— Begin INPUT MATERIAL —
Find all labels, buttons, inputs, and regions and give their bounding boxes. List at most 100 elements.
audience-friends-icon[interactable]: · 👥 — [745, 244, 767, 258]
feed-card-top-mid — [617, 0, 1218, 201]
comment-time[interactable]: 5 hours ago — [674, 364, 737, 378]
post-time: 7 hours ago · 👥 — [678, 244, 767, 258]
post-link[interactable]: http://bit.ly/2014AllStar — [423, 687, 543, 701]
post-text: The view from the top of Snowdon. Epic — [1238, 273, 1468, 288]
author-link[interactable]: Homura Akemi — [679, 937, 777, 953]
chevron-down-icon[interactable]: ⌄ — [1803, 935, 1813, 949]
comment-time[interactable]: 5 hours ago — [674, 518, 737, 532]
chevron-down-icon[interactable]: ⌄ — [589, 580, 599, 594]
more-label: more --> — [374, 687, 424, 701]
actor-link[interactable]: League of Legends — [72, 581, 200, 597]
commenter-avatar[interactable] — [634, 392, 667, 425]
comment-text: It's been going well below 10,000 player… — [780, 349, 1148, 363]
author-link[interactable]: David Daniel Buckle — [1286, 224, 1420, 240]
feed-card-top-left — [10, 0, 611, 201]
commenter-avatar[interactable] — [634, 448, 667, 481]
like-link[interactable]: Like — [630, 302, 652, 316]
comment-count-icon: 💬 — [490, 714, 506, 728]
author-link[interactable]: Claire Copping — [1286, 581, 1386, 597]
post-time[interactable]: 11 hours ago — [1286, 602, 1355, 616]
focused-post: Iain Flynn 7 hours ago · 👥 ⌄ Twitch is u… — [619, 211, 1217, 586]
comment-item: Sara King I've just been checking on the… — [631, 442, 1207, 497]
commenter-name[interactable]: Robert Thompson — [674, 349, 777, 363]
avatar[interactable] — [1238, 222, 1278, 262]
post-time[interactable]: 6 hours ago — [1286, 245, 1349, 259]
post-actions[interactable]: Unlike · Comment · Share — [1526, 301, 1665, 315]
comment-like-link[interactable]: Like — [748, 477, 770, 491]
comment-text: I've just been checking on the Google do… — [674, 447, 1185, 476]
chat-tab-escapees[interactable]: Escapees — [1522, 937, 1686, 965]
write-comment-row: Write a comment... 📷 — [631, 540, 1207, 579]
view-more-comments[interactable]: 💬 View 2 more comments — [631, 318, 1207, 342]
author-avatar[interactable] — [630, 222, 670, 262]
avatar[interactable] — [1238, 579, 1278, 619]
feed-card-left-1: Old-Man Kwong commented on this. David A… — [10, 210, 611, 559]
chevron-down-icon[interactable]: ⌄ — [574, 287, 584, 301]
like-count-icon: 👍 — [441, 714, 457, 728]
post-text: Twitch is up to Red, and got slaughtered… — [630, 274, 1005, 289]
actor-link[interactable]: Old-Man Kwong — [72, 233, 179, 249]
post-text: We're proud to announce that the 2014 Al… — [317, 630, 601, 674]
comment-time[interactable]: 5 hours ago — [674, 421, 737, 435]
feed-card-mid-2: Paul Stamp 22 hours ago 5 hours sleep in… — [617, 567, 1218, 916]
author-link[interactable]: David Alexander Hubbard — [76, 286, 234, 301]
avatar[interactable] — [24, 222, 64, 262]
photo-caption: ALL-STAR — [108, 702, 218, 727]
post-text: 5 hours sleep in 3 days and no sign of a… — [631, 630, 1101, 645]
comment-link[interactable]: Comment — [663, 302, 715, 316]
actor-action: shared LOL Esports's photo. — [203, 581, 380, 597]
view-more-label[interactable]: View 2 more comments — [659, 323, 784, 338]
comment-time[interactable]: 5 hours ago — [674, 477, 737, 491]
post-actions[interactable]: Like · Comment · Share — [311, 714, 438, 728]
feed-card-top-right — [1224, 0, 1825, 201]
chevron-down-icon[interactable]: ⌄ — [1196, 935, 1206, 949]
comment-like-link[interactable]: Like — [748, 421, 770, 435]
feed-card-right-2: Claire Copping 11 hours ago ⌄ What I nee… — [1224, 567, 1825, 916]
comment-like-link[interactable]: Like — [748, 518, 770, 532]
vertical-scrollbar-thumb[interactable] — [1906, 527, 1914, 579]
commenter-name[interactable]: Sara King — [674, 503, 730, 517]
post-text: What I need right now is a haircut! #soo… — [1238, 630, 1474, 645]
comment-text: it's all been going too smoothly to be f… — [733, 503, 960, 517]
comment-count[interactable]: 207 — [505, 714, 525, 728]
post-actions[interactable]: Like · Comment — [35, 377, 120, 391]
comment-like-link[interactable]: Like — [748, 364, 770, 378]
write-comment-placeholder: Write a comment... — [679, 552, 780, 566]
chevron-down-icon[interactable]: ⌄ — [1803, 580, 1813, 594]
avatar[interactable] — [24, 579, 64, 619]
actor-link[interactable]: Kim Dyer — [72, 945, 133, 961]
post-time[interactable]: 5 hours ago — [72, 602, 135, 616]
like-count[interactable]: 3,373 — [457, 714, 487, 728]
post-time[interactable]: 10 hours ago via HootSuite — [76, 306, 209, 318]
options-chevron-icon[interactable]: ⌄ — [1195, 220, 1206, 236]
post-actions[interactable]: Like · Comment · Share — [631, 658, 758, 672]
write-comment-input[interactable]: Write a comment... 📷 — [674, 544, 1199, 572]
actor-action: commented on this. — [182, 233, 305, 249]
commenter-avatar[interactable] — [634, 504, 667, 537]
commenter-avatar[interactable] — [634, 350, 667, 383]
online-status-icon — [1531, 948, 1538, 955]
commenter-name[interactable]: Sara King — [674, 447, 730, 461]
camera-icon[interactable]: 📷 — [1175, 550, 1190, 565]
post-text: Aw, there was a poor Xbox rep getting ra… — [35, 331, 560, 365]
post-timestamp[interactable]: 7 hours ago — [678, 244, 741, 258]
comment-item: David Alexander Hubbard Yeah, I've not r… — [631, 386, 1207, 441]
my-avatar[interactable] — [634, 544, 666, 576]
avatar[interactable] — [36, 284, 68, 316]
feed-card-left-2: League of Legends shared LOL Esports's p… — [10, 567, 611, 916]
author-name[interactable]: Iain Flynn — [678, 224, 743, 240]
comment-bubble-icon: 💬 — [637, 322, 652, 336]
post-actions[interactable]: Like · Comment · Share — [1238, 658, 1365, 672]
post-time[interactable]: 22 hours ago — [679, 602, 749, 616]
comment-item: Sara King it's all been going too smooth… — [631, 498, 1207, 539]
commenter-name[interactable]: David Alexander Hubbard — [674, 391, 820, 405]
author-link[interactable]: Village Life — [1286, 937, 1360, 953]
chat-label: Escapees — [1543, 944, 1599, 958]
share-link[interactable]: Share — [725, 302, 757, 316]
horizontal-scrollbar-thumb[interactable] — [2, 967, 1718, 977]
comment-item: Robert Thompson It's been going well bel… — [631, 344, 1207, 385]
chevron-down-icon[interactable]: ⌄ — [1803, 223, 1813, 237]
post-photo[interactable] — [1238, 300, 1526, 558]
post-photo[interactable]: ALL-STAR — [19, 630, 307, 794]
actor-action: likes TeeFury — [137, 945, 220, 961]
— End INPUT MATERIAL —
WHAT NEEDS TO BE DONE ▸ Return every line of the entries that contains the string "League", matching case exactly.

ANSWER BELOW ▸
actor-link[interactable]: League of Legends — [72, 581, 200, 597]
feed-card-left-2: League of Legends shared LOL Esports's p… — [10, 567, 611, 916]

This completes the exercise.